--- What this task involves ---
Wherever "best" appears in a line, list that line.

⟨

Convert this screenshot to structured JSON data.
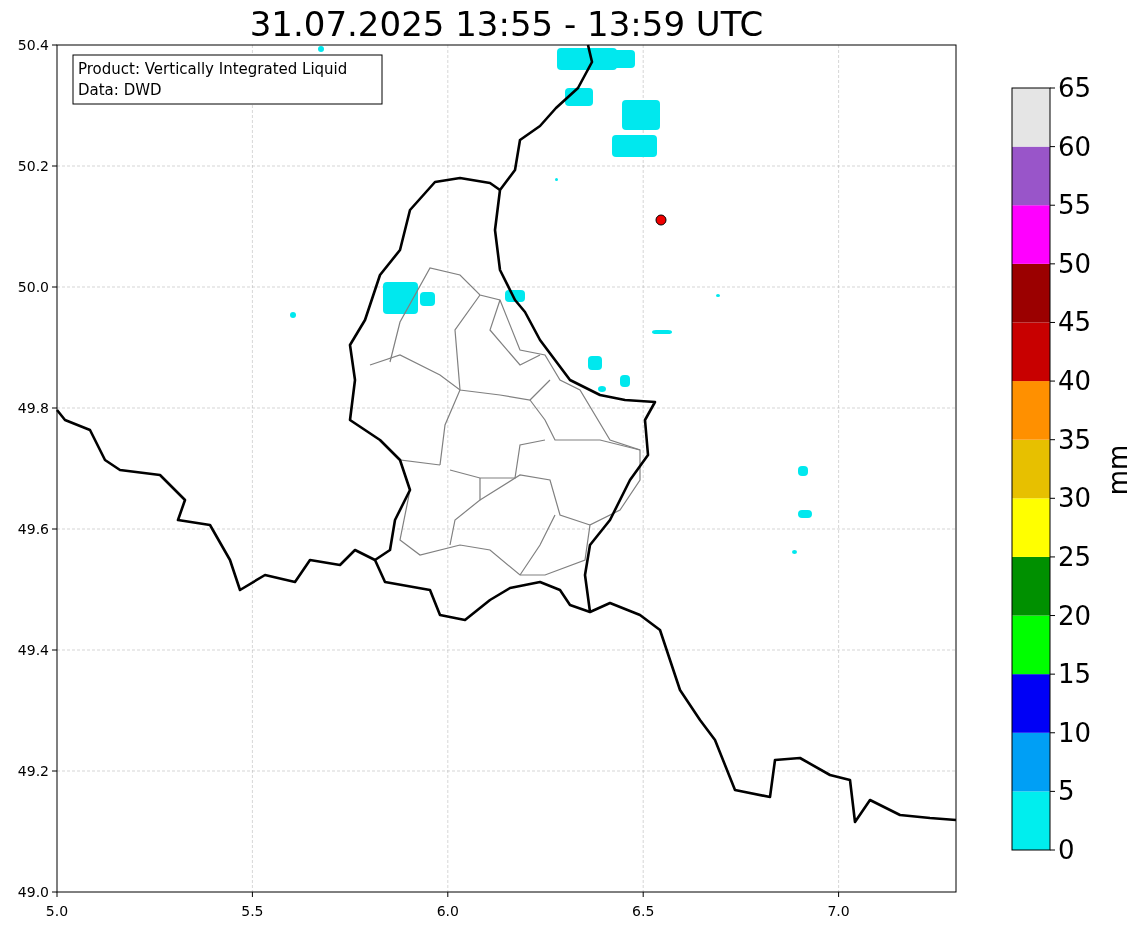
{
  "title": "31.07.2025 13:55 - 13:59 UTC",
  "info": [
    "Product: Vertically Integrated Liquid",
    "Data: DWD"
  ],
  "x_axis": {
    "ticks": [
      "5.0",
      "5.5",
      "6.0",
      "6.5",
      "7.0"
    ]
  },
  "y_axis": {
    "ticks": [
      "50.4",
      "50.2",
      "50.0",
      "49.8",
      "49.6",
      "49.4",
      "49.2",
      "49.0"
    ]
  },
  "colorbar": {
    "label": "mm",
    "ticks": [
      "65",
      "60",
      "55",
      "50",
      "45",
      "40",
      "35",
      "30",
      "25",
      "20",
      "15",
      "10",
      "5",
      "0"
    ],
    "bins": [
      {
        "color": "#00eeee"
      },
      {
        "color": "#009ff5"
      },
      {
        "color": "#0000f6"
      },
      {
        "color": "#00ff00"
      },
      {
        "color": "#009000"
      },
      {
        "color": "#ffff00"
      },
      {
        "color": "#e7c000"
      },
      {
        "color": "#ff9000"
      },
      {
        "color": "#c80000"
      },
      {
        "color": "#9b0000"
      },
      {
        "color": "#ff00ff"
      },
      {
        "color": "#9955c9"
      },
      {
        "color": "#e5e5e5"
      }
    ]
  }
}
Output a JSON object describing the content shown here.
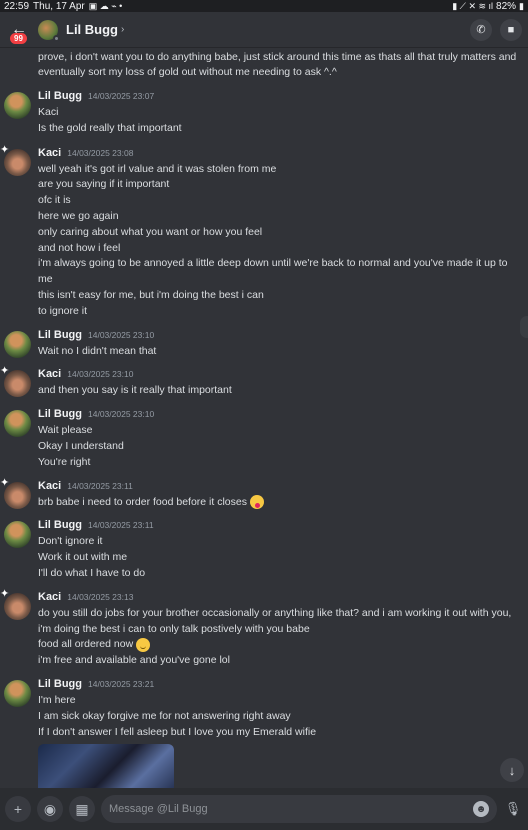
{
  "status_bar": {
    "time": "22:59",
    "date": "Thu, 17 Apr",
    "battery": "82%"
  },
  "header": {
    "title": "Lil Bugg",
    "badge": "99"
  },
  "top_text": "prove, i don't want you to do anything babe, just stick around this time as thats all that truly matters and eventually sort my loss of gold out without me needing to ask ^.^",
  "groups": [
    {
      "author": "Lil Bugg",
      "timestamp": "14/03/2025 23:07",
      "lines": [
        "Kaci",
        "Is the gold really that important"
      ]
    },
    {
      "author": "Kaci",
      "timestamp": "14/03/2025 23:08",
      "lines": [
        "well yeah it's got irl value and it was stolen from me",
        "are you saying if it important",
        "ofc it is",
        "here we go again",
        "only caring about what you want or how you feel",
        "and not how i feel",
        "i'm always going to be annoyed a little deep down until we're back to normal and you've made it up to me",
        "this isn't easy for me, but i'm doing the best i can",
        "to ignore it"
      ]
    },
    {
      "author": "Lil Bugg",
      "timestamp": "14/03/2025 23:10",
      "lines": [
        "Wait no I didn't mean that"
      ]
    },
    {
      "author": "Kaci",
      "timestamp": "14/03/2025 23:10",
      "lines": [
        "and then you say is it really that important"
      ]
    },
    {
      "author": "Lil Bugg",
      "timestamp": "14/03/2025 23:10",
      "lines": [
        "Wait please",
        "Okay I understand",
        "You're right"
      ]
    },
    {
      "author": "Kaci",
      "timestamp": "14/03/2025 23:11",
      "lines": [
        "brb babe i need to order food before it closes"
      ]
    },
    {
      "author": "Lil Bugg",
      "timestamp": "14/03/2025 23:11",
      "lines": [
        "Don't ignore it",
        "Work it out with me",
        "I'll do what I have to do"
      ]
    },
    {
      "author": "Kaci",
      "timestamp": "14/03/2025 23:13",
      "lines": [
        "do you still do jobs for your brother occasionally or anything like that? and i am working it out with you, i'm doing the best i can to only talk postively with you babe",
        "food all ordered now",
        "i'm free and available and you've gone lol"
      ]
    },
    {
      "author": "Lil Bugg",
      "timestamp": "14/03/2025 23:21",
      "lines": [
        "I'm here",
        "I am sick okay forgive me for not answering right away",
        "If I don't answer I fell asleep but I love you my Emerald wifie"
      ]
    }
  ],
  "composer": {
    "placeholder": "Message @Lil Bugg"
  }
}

⟩
⟨

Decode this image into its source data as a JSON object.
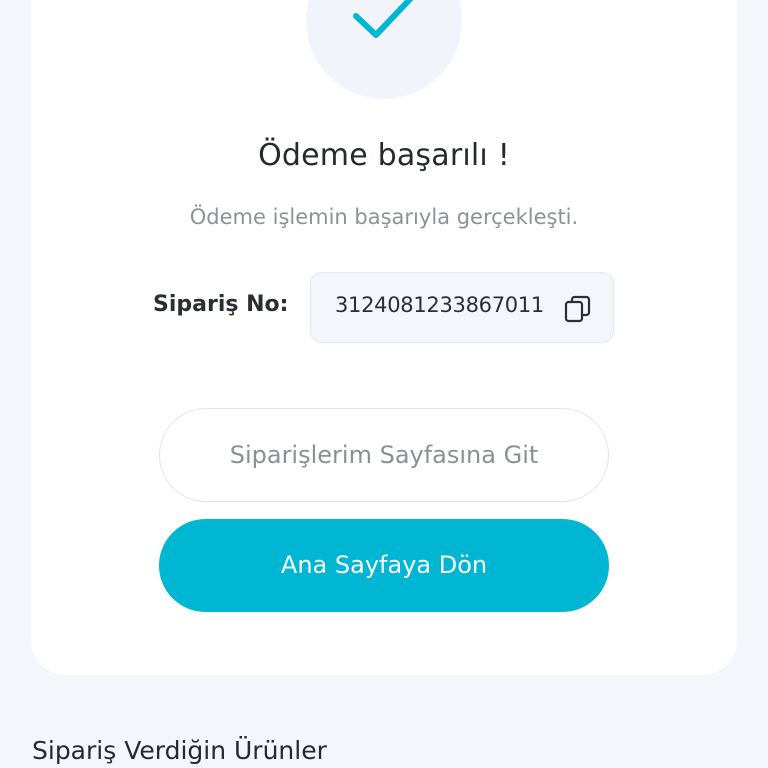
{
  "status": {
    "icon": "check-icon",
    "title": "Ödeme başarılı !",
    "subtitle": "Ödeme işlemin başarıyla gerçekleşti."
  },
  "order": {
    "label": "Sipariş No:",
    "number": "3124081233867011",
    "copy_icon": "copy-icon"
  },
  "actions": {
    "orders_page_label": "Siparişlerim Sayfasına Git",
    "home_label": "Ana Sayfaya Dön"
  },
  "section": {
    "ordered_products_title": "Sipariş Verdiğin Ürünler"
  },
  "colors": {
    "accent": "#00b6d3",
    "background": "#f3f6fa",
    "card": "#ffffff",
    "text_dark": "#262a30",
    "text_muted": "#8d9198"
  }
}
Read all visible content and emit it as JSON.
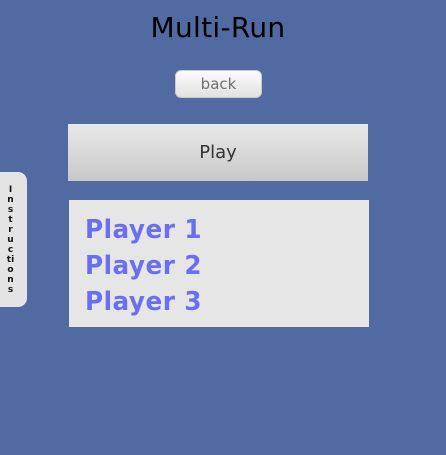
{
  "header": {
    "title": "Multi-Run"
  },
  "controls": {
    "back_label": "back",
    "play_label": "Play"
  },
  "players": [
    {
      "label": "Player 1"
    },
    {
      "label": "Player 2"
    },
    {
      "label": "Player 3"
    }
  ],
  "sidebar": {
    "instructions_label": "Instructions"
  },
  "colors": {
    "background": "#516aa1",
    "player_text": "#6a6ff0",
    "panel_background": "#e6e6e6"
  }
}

⟩
⟨

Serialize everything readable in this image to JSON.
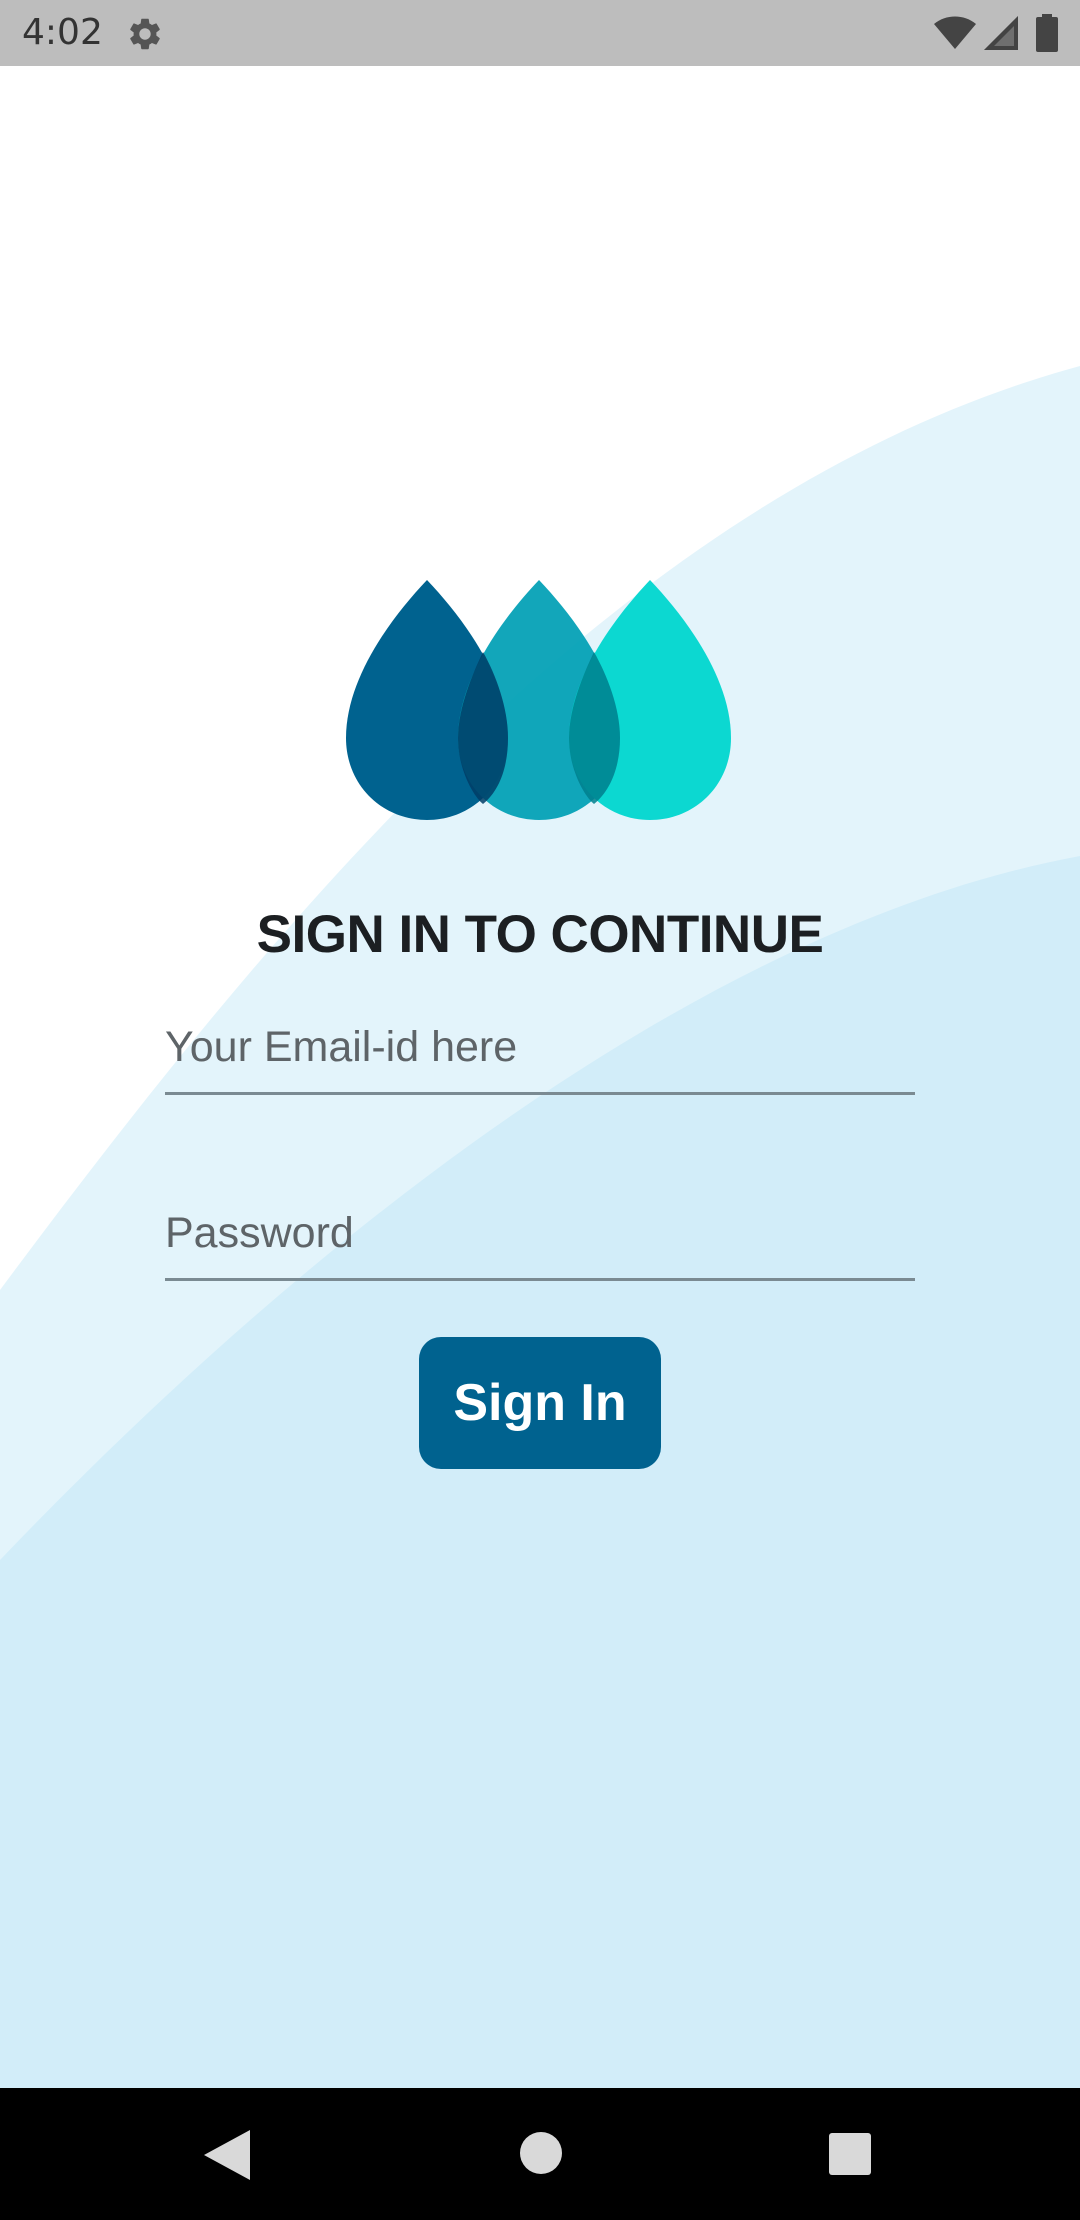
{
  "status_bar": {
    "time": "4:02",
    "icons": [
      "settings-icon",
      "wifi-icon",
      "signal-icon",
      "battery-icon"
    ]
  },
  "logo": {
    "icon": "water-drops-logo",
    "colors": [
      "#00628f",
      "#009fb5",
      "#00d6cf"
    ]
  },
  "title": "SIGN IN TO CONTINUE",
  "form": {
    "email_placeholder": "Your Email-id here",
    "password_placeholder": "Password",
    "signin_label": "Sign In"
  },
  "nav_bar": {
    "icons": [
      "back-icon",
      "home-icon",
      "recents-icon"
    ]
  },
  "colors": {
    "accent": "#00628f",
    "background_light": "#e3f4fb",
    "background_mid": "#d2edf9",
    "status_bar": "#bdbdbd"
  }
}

⟩

--- Exercise answer ---
        "this isn't easy for me, but i'm doing the best i can",
        "do you still do jobs for your brother occasionally or anything like that? and i am working it out with you, i'm doing the best i can to only talk postively with you babe",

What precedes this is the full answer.